EXERCISE INSTRUCTIONS: Gather up every line that includes the string "title".

Records from a data source:
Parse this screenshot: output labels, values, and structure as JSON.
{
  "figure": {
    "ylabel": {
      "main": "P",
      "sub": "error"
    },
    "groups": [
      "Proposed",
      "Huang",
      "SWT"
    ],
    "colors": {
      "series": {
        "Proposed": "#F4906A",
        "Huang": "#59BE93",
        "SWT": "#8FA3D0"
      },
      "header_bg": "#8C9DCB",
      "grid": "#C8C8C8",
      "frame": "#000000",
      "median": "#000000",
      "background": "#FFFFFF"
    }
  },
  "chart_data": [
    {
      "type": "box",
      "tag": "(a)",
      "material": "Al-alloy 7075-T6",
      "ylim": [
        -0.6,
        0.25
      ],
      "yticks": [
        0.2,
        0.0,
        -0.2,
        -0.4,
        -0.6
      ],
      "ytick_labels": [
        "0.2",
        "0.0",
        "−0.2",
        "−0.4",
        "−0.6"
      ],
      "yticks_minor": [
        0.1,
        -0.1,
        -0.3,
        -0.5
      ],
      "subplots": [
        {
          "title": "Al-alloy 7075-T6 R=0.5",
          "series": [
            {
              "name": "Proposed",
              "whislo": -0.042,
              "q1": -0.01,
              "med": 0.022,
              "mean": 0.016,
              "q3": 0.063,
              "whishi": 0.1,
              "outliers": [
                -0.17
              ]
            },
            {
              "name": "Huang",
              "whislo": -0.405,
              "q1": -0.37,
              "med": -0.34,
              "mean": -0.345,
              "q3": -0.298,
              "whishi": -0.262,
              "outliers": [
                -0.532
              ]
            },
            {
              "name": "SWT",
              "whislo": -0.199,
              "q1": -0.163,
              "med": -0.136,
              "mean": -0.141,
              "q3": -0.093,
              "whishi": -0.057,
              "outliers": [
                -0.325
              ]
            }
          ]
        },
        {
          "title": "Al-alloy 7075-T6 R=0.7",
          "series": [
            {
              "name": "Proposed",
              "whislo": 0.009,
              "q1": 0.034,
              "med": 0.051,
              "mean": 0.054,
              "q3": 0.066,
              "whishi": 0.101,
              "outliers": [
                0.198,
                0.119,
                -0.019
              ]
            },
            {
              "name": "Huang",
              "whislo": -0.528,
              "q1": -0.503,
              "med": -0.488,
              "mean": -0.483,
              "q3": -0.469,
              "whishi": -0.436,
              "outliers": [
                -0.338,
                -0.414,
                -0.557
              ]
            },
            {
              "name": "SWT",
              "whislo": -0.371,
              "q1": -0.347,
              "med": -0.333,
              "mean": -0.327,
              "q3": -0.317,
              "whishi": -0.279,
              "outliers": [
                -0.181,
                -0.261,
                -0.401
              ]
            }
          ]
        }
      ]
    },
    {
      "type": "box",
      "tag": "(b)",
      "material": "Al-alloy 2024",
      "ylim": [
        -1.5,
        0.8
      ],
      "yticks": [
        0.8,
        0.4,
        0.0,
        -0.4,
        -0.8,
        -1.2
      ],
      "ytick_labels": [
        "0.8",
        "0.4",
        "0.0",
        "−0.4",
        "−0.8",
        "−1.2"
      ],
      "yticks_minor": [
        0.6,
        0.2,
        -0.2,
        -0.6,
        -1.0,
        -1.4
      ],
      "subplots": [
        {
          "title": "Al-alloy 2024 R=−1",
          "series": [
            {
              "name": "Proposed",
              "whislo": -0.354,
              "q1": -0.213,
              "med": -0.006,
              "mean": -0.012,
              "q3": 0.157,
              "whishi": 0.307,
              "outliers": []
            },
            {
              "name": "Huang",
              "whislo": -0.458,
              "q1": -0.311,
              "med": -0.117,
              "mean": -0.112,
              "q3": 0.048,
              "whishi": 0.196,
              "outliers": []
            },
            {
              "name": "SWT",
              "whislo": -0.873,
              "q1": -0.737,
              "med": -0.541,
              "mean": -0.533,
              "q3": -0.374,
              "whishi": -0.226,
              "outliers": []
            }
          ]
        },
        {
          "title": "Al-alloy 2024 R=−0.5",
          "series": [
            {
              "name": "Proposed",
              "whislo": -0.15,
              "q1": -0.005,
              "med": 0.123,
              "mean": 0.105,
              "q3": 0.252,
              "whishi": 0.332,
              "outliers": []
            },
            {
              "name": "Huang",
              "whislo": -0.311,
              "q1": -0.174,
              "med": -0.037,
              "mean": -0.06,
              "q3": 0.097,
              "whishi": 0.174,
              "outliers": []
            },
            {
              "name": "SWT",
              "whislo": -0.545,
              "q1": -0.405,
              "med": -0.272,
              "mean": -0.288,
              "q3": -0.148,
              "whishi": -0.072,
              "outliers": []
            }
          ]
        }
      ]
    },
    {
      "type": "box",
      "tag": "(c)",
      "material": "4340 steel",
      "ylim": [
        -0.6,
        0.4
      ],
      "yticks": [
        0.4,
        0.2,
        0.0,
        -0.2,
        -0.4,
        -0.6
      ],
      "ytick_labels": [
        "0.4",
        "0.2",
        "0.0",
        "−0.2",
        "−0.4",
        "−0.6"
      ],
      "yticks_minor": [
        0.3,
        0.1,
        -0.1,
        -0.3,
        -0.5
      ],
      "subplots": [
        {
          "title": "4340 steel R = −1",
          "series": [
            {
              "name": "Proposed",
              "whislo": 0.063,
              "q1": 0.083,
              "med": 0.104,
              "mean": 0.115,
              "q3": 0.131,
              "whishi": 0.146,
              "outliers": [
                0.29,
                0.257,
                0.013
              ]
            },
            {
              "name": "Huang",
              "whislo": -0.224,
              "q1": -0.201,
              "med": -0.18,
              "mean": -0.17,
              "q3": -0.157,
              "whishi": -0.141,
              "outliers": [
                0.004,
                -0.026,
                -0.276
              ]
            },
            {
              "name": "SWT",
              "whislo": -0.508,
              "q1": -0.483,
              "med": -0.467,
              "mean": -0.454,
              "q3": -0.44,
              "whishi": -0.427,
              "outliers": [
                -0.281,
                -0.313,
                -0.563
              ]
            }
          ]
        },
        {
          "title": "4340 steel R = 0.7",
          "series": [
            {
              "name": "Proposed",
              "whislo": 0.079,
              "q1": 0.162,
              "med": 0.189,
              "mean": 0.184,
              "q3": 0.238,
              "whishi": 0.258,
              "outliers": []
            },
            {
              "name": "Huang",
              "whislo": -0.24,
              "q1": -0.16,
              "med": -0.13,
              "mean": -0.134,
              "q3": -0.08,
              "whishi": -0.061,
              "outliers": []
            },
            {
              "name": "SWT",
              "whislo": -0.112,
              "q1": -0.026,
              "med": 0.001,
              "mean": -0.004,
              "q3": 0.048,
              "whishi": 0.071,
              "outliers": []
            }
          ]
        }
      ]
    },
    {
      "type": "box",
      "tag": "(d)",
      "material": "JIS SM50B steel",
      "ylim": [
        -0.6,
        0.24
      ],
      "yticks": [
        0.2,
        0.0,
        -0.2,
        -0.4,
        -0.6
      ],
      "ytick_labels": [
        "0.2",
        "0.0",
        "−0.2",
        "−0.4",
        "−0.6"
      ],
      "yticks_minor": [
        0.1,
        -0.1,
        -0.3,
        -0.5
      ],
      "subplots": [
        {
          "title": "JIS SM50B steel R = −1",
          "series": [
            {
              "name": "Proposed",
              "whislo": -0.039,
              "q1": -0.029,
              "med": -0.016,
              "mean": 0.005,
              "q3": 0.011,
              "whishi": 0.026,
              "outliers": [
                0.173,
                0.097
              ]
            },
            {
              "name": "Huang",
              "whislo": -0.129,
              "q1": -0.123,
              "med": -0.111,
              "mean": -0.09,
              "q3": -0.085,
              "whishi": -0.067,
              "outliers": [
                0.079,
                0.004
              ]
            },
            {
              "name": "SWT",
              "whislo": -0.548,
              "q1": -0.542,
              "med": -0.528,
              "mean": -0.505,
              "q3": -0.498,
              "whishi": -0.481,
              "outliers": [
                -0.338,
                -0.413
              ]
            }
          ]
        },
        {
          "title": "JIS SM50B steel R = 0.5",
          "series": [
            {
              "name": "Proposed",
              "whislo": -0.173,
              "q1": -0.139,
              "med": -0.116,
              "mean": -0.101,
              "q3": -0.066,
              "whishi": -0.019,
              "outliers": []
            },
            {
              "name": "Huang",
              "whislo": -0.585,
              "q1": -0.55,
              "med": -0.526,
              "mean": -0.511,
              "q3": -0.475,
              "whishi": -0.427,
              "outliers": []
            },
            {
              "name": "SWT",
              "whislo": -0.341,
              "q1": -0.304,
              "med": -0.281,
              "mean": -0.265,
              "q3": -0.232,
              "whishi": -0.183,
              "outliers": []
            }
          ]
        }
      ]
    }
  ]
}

EXERCISE ANSWER:
          "title": "Al-alloy 7075-T6 R=0.5",
          "title": "Al-alloy 7075-T6 R=0.7",
          "title": "Al-alloy 2024 R=−1",
          "title": "Al-alloy 2024 R=−0.5",
          "title": "4340 steel R = −1",
          "title": "4340 steel R = 0.7",
          "title": "JIS SM50B steel R = −1",
          "title": "JIS SM50B steel R = 0.5",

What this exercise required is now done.